Source text:
----

Highland and Augusta Counties 5/15/13

All photos are Marshall Faintich

With high temperatures forecasted in the 90's for today, I headed to higher elevations to do some birding. My first stop was at Ramsey's Draft off of route 250. There weren't a lot of birds there mid-morning. I heard one warbler that I could not identify, and got a quick look at another warbler that looked like it may have been a Blackpoll.

Next stop was at a friend's place on Cowpasture Road, where I saw Blue-winged and Golden-winged Warblers last summer, and hoped for a repeat performance. The trees have not leafed out as much there as they have here in the Rockfish Valley, and I couldn't find any of these rarer warblers. There were qute a few common avian species flying about, and the dense brush was a good foraging location for three warbler species that I did see: Worm-eating, Magnolia, and a first summer male American Redstart.


Red-eyed Vireo


Red-eyed Vireo with raised crown - I have never seen a RE Vireo do this before


Brown Thrasher


Carolina Wren with a very long tail


First summer male American Redstart


First summer male American Redstart


First summer male American Redstart


Worm-eating Warbler


Worm-eating Warbler


Magnolia Warbler


Patriotic Eastern Phoebe

From there, I made my way back up to the top of the mountain and stopped at the Confederate Breastworks. I took the trail that starts across route 250, and as soon as I got there I saw a pair of Blackburnian Warblers in a dense coniferous tree. This is one species that I have been trying without success to get a good photo of a brilliantly colored male, and today was no exception. I never did get a clear view of either bird in good sunlight.


Blackburnian Warbler


Blackburnian Warbler


Blackburnian Warbler


Blackburnian Warbler


Blackburnian Warbler

I stopped again at Ramsey's Draft on the way back, but only saw a Phobe and a few Goldfinches. I tried birding along Bell's Lane in Staunton, but not very many birds were out in the afternoon heat. So I headed over to Sherando Lake to see what might be there, and only found a lone Common Loon.


Common Loon

From Sherando Lake, I headed up to the Blue Ridge Parkway via Reids Gap. At first, all I saw were Indigo Buntings, Eastern Towhees, and a Broad-winged Hawk.

----

Extracted information:
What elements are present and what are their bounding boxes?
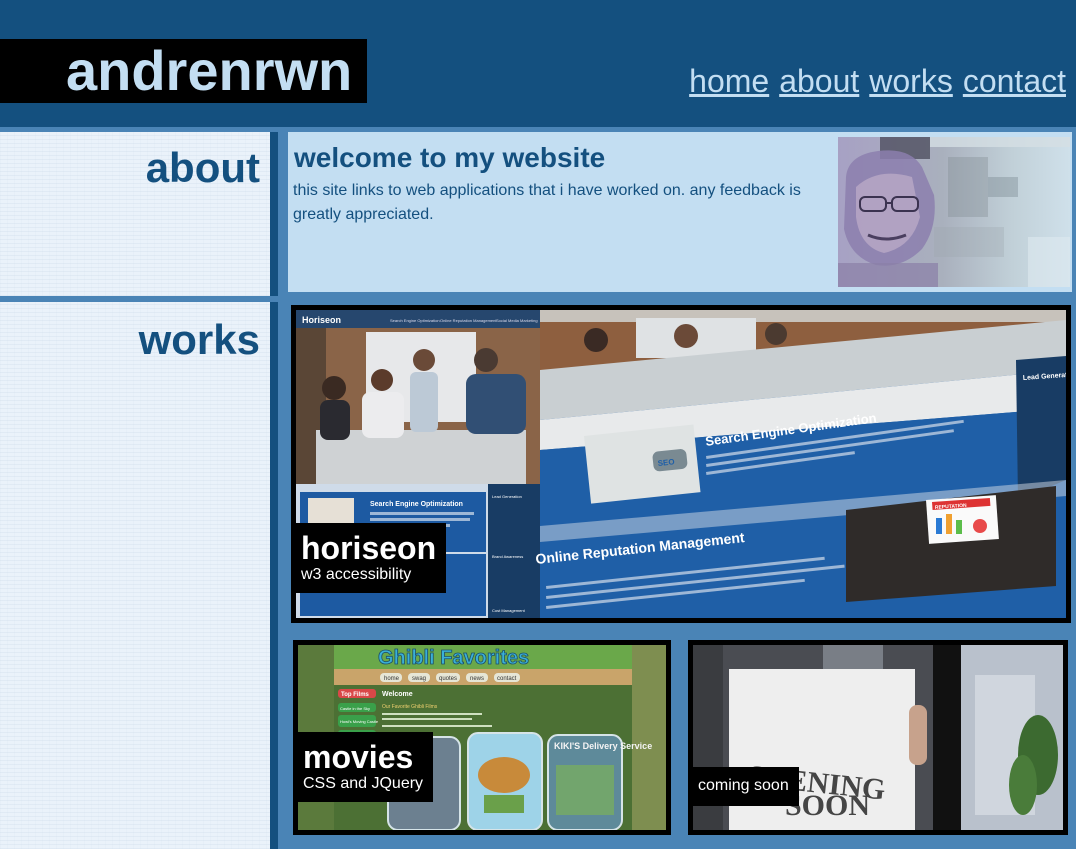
- profile-photo-art: [838, 137, 1070, 287]
- about-sidebar: about: [0, 132, 270, 296]
- horiseon-seo-small: Search Engine Optimization: [370, 501, 463, 508]
- horiseon-title[interactable]: horiseon: [301, 531, 436, 565]
- coming-soon-caption: coming soon: [691, 767, 799, 806]
- horiseon-lead-gen: Lead Generation: [492, 494, 522, 499]
- horiseon-nav-1: Search Engine Optimization: [390, 318, 440, 323]
- ghibli-nav-3: quotes: [439, 676, 457, 682]
- ghibli-nav-2: swag: [412, 676, 426, 682]
- ghibli-nav-1: home: [384, 676, 400, 682]
- nav-link-home[interactable]: home: [689, 62, 769, 100]
- movies-title[interactable]: movies: [303, 740, 423, 774]
- works-heading: works: [138, 316, 260, 363]
- welcome-title: welcome to my website: [294, 142, 606, 173]
- ghibli-subtitle: Our Favorite Ghibli Films: [382, 704, 438, 710]
- nav-link-about[interactable]: about: [779, 62, 859, 100]
- about-panel: welcome to my website this site links to…: [288, 132, 1072, 292]
- site-brand[interactable]: andrenrwn: [0, 39, 367, 103]
- nav-link-works[interactable]: works: [869, 62, 953, 100]
- ghibli-kiki: KIKI'S Delivery Service: [554, 741, 652, 751]
- ghibli-menu-top: Top Films: [341, 692, 370, 698]
- main-nav: home about works contact: [689, 62, 1066, 100]
- profile-photo: [838, 137, 1070, 287]
- work-card-coming-soon[interactable]: OPENING SOON coming soon: [688, 640, 1068, 835]
- site-header: andrenrwn home about works contact: [0, 0, 1076, 127]
- ghibli-nav-4: news: [470, 676, 484, 682]
- about-divider: [270, 132, 278, 296]
- work-card-horiseon[interactable]: Horiseon Search Engine Optimization Onli…: [291, 305, 1071, 623]
- about-heading: about: [145, 144, 260, 191]
- works-sidebar: works: [0, 302, 270, 849]
- horiseon-nav-3: Social Media Marketing: [496, 318, 538, 323]
- works-divider: [270, 302, 278, 849]
- ghibli-nav-5: contact: [497, 676, 517, 682]
- ghibli-title: Ghibli Favorites: [378, 647, 529, 669]
- ghibli-menu-2: Howl's Moving Castle: [340, 719, 379, 724]
- work-card-movies[interactable]: Ghibli Favorites home swag quotes news c…: [293, 640, 671, 835]
- ghibli-welcome: Welcome: [382, 691, 413, 698]
- horiseon-subtitle: w3 accessibility: [301, 566, 412, 583]
- horiseon-brand-awareness: Brand Awareness: [492, 554, 523, 559]
- horiseon-seo-badge: SEO: [657, 457, 675, 468]
- nav-link-contact[interactable]: contact: [963, 62, 1066, 100]
- horiseon-caption: horiseon w3 accessibility: [293, 523, 447, 593]
- movies-caption: movies CSS and JQuery: [297, 732, 434, 802]
- ghibli-menu-1: Castle in the Sky: [340, 706, 370, 711]
- horiseon-nav-2: Online Reputation Management: [440, 318, 497, 323]
- horiseon-cost-mgmt: Cost Management: [492, 608, 526, 613]
- movies-subtitle: CSS and JQuery: [303, 775, 424, 792]
- horiseon-brand: Horiseon: [302, 315, 341, 325]
- coming-soon-subtitle: coming soon: [698, 777, 789, 794]
- welcome-text: this site links to web applications that…: [293, 182, 801, 223]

----

What is required:
Answer these questions from the birding account of Highland and Augusta Counties:
(a) Where was the first stop of the day?
(b) Which three warbler species were seen in the dense brush at the friend's place on Cowpasture Road?
(c) What bird was found at Sherando Lake?

Task response:
(a) Ramsey's Draft, off of route 250.
(b) Worm-eating Warbler, Magnolia Warbler, and a first summer male American Redstart.
(c) A lone Common Loon.